-- Page extract start --

Second, are arguments exclusively made up of propositional statements, composed of data and claim? Fleming believes that, to be an argument, something must have a two-part structure (data/claim), and that it must be refutable or contestable (Fleming 1996: 13). Fleming concludes that pictures lack the structure to make them akin to verbal discourse. He writes, “a picture unaccompanied by language lacks the two-part conceptual structure of argument. Second, while it may be able to function as evidence, a picture is incapable of serving independently as an assertion” (Fleming 1996: 15-16). Given this ambiguity, the visual argument becomes impossible to refute, which means that it cannot meet the traditional tests of arguments. Blair believes that visual arguments can occur, and that they must be propositional. He writes: Visual arguments are to be understood as propositional arguments in which the propositions and their argumentative function and roles are expressed visually, for example by paintings and drawings, photographs, sculpture, film or video images, cartoons, animations, or computer-designed visuals (Blair 1996: 26). Blair concludes that other forms of discourse, such as metaphors and narratives, are either propositional or they are not argumentative (Blair 1996: 35). The implication of this interpretation, therefore is to admit the possibility of visual constructions serving as arguments, but to definitionally exclude a significant portion of visual communication from within this scope.
Third, what is the implication of expanding the scope of argumentation to include visual arguments? Fleming believes that a conception of argument could be developed that would include visual argument, but that the new conception of argument would be so vague that it would lose its explanatory potential (Fleming 1996: 13). Blair agrees with this claim, noting that, “it would be a mistake to assimilate all means of cognitive and affective influence to argument, or even to assimilate all persuasion to argument” (Blair 1996: 23), even though he admits that there are still some visual constructions which can function as arguments.
To account for definitive answers to these questions is difficult, but it seems that most of these concerns are true for other, more traditional, forms of argument as well. Verbal arguments can be just as ambiguous as nonverbal or visual arguments, and in some cases, more ambiguous (Birdsell & Groarke 1996: 2). Art can also provide visual cues as to possible propositional arguments, through the implied claims and evidence provided in the particular artwork. To limit the study of argumentation to traditionally propositional is somewhat artificial, and would clearly serve to inscribe one appropriate form for argument. Finally, to expand the scope of argumentation is not particular to the visual; indeed, argumentation has expanded its own reach to include such forms as science, history, and movies. To expand argumentation is not a particularly persuasive reason to exclude the study of one of the most persuasive arenas of all time. Birdsell and Groarke write: Most importantly, it allows for a significant expansion of the theory of argument. Without this expansion, argumentation theory has no way of dealing with a great many visual ploys that play a significant role in our argumentative lives – even though they can frequently be assessed from the point of view of argumentative criteria (Birdsell & Groarke 1996: 9). Given this discussion, it seems appropriate to discuss some of the argumentative functions of argument in art. The next section of this essay begins this discussion, by providing three interrelated argumentative functions of visual art.

-- Page extract end --
-- Entries shown start --

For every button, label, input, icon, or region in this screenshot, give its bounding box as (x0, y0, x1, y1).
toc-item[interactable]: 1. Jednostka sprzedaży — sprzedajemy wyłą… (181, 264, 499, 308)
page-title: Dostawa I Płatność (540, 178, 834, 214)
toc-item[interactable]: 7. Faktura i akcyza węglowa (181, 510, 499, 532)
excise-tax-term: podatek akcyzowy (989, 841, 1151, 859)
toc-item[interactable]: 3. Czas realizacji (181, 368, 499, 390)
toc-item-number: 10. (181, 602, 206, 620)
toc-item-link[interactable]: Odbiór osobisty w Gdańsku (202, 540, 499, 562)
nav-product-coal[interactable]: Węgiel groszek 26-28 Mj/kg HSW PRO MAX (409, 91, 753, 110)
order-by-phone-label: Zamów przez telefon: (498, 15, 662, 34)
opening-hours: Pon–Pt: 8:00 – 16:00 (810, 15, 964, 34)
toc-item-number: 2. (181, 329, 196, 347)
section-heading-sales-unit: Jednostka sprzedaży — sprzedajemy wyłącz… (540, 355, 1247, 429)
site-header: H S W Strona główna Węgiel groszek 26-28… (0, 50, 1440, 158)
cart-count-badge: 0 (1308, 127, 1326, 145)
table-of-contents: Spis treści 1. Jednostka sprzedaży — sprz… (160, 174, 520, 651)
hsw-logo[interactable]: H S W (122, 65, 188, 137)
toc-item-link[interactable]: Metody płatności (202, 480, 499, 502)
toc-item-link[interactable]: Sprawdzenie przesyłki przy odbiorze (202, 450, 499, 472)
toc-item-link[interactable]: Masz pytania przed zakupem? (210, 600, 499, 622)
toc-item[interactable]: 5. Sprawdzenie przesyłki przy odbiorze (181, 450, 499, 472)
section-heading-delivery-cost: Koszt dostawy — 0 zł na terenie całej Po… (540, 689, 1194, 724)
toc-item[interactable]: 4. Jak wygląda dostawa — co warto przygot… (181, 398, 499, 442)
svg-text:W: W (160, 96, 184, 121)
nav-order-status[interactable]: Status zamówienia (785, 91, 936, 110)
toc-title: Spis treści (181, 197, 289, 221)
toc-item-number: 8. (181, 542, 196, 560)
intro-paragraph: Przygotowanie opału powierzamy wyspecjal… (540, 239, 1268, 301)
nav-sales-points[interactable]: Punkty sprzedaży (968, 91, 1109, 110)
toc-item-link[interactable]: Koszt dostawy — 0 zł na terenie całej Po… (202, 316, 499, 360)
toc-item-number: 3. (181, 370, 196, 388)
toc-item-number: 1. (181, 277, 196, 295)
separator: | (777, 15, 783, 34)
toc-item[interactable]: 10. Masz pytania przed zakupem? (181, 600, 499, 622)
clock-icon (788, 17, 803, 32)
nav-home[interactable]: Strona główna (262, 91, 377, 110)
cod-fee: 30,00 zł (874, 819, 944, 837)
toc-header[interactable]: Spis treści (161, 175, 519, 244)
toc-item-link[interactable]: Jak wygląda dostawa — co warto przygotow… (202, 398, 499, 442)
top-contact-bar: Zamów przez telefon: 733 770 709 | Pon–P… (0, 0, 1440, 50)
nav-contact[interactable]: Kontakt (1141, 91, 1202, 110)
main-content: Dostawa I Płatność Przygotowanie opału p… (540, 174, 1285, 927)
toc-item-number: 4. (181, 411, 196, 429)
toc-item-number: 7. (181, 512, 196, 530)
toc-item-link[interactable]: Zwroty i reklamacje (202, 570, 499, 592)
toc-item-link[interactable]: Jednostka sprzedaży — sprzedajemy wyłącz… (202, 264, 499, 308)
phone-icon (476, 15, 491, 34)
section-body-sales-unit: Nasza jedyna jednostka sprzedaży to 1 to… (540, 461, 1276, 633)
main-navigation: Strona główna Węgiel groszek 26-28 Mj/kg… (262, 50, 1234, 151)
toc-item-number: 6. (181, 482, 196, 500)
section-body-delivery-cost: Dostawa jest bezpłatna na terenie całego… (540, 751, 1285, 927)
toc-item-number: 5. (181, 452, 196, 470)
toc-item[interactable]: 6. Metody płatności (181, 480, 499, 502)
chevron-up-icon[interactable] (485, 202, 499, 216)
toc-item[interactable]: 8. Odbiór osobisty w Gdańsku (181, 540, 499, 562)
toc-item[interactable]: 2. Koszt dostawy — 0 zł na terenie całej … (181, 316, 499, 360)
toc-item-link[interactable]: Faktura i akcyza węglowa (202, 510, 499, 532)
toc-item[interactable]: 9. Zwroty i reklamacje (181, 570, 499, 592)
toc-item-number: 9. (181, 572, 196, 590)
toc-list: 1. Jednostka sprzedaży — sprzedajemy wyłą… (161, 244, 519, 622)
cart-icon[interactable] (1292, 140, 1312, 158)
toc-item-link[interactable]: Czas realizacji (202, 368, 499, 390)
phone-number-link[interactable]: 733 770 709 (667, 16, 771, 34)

-- Entries shown end --

- [Exercises]
1. Duplicate the part of the passage on visual argument that opens with the words containing "Third, what is" and closes with "function as arguments.".
2. Answer these questions using the passage on visual argument:
(a) What two-part structure does Fleming say something must have to be an argument?
(b) What does Fleming say would happen to a conception of argument broad enough to include visual argument?
(c) What three forms does the passage say argumentation has expanded its reach to include?
3. Take the passage on visual argument further, starting after its last sentence.

- [The answers]
1.
Third, what is the implication of expanding the scope of argumentation to include visual arguments? Fleming believes that a conception of argument could be developed that would include visual argument, but that the new conception of argument would be so vague that it would lose its explanatory potential (Fleming 1996: 13). Blair agrees with this claim, noting that, “it would be a mistake to assimilate all means of cognitive and affective influence to argument, or even to assimilate all persuasion to argument” (Blair 1996: 23), even though he admits that there are still some visual constructions which can function as arguments.

2.
(a) A data/claim structure.
(b) It would be so vague that it would lose its explanatory potential.
(c) Science, history, and movies.

3.
2. Art Functioning as Argument
We believe that there are three interrelated functions that visual argument can perform. Initially, art can serve a cognitive or knowledge-based function. Art serves to provide information to its viewers. Viewers seek out art to see how artists have interpreted different persons, places, times, and contexts. Shelley, for example, notes that the interaction between the art and the viewer is principally a cognitive one. Shelley writes, “A step towards such a characterization can be taken by making the distinction between rhetorical and demonstrative modes of visual argument. Fundamentally,this distinction is a cognitive one and concerns how individual elements of a picture are understood by a viewer” (Shelley 1996: 67).
Much of the research about art and argument has examined the art from this perspective. In particular, most traditional argument research is concerned with the elucidation and examination of the claim in a particular artwork, as well as the supporting material. This functional perspective concentrates on the art as a cognitive claim, one which principally examines the artwork in terms of the information that it provides about the subject matter.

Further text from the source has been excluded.